» What you should do: Reproduce the records below with every "thermometer-tube" changed to "thermometer-column" and everything else left as it is. Omit the pictures.
[START]
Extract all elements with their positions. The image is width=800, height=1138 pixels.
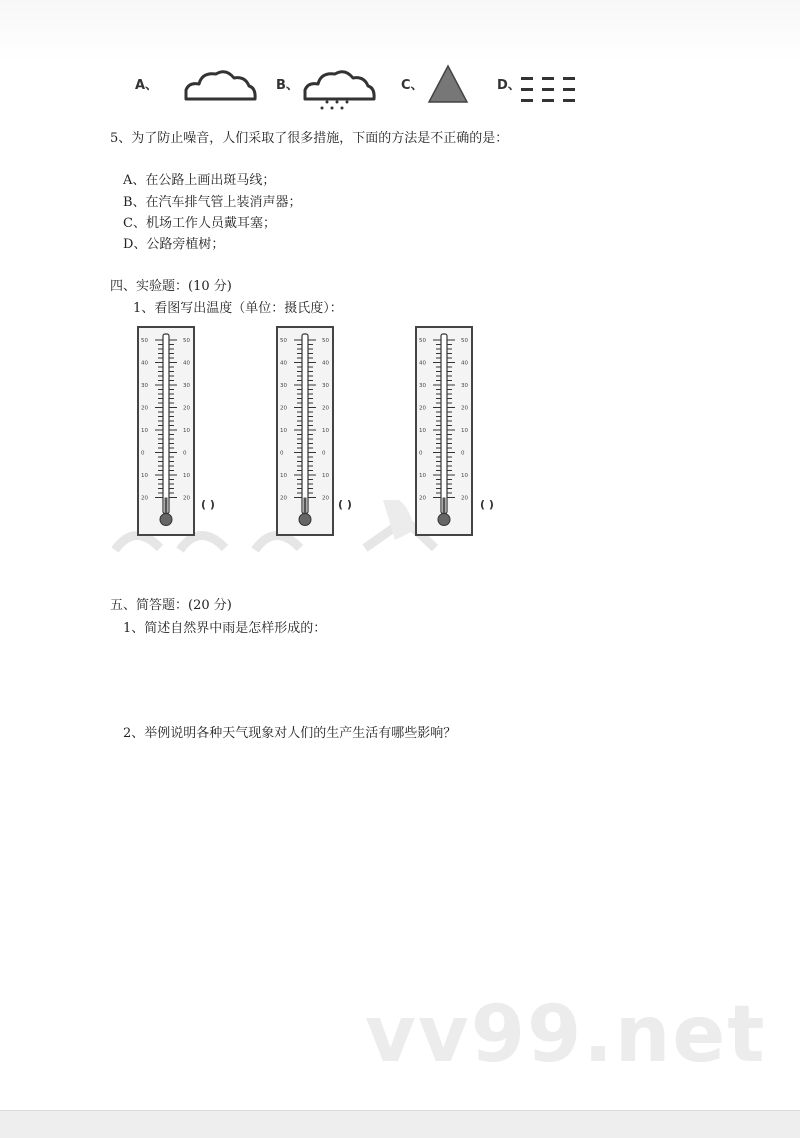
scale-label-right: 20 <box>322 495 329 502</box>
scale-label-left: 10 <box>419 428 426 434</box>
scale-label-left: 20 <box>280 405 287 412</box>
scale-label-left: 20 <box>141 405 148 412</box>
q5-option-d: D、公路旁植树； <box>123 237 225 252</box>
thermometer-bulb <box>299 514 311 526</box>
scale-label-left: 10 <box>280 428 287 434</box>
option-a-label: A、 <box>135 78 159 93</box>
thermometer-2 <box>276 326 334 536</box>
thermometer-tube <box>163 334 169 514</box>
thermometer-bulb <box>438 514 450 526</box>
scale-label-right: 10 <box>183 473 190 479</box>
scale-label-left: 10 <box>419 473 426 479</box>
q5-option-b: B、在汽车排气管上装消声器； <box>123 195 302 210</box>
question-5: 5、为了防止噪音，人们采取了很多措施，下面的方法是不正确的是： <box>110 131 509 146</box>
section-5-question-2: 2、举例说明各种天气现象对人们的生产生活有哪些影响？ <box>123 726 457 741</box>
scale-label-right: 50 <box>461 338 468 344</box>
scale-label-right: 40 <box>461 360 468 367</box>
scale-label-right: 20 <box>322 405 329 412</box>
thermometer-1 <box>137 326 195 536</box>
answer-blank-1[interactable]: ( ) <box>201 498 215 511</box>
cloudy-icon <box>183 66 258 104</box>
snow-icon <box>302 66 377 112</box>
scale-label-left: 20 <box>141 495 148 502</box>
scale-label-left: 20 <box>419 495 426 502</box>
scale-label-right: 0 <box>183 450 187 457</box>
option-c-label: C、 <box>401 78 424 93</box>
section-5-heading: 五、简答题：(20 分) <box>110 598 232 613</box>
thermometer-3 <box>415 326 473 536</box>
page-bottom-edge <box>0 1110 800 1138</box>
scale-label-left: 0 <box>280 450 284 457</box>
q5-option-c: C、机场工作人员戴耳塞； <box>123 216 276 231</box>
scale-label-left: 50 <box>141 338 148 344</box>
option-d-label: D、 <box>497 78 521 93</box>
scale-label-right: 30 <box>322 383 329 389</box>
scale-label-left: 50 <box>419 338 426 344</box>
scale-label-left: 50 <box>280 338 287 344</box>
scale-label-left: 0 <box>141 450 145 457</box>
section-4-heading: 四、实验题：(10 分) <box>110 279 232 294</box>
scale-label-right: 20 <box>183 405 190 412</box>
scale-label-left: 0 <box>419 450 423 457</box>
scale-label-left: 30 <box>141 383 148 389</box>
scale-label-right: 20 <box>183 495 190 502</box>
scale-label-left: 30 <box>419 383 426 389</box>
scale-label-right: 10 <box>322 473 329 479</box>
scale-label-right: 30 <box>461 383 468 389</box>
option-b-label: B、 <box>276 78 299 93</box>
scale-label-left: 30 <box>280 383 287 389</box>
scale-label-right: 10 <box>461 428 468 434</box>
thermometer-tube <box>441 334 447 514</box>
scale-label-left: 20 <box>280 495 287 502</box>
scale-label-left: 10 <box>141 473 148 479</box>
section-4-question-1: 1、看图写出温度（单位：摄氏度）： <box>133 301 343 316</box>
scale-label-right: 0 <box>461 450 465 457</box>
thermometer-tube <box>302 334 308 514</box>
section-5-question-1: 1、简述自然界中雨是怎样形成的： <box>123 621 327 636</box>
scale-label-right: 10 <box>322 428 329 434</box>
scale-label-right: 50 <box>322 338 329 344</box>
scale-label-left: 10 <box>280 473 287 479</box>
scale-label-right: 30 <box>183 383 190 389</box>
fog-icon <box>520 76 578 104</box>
[END]
» Task response:
Extract all elements with their positions. The image is width=800, height=1138 pixels.
scale-label-right: 20 <box>322 495 329 502</box>
scale-label-left: 10 <box>419 428 426 434</box>
scale-label-left: 20 <box>280 405 287 412</box>
scale-label-left: 20 <box>141 405 148 412</box>
q5-option-d: D、公路旁植树； <box>123 237 225 252</box>
thermometer-bulb <box>299 514 311 526</box>
scale-label-left: 10 <box>280 428 287 434</box>
option-a-label: A、 <box>135 78 159 93</box>
thermometer-2 <box>276 326 334 536</box>
thermometer-column <box>163 334 169 514</box>
thermometer-bulb <box>438 514 450 526</box>
scale-label-right: 10 <box>183 473 190 479</box>
scale-label-left: 10 <box>419 473 426 479</box>
q5-option-b: B、在汽车排气管上装消声器； <box>123 195 302 210</box>
question-5: 5、为了防止噪音，人们采取了很多措施，下面的方法是不正确的是： <box>110 131 509 146</box>
section-5-question-2: 2、举例说明各种天气现象对人们的生产生活有哪些影响？ <box>123 726 457 741</box>
scale-label-right: 50 <box>461 338 468 344</box>
scale-label-right: 40 <box>461 360 468 367</box>
scale-label-right: 20 <box>322 405 329 412</box>
thermometer-1 <box>137 326 195 536</box>
answer-blank-1[interactable]: ( ) <box>201 498 215 511</box>
cloudy-icon <box>183 66 258 104</box>
snow-icon <box>302 66 377 112</box>
scale-label-left: 20 <box>141 495 148 502</box>
scale-label-left: 20 <box>419 495 426 502</box>
scale-label-right: 0 <box>183 450 187 457</box>
option-c-label: C、 <box>401 78 424 93</box>
section-5-heading: 五、简答题：(20 分) <box>110 598 232 613</box>
thermometer-3 <box>415 326 473 536</box>
page-bottom-edge <box>0 1110 800 1138</box>
scale-label-left: 0 <box>280 450 284 457</box>
q5-option-c: C、机场工作人员戴耳塞； <box>123 216 276 231</box>
scale-label-left: 50 <box>141 338 148 344</box>
option-d-label: D、 <box>497 78 521 93</box>
scale-label-right: 30 <box>322 383 329 389</box>
scale-label-left: 50 <box>419 338 426 344</box>
scale-label-left: 50 <box>280 338 287 344</box>
scale-label-left: 0 <box>141 450 145 457</box>
section-4-heading: 四、实验题：(10 分) <box>110 279 232 294</box>
scale-label-right: 20 <box>183 405 190 412</box>
scale-label-left: 0 <box>419 450 423 457</box>
scale-label-left: 30 <box>141 383 148 389</box>
scale-label-right: 20 <box>183 495 190 502</box>
scale-label-left: 30 <box>419 383 426 389</box>
scale-label-right: 10 <box>322 473 329 479</box>
scale-label-right: 30 <box>461 383 468 389</box>
option-b-label: B、 <box>276 78 299 93</box>
scale-label-left: 30 <box>280 383 287 389</box>
scale-label-right: 10 <box>461 428 468 434</box>
thermometer-column <box>441 334 447 514</box>
scale-label-left: 20 <box>280 495 287 502</box>
scale-label-left: 10 <box>141 473 148 479</box>
section-4-question-1: 1、看图写出温度（单位：摄氏度）： <box>133 301 343 316</box>
scale-label-right: 0 <box>461 450 465 457</box>
thermometer-column <box>302 334 308 514</box>
section-5-question-1: 1、简述自然界中雨是怎样形成的： <box>123 621 327 636</box>
scale-label-right: 10 <box>322 428 329 434</box>
scale-label-right: 50 <box>322 338 329 344</box>
scale-label-left: 10 <box>280 473 287 479</box>
scale-label-right: 30 <box>183 383 190 389</box>
fog-icon <box>520 76 578 104</box>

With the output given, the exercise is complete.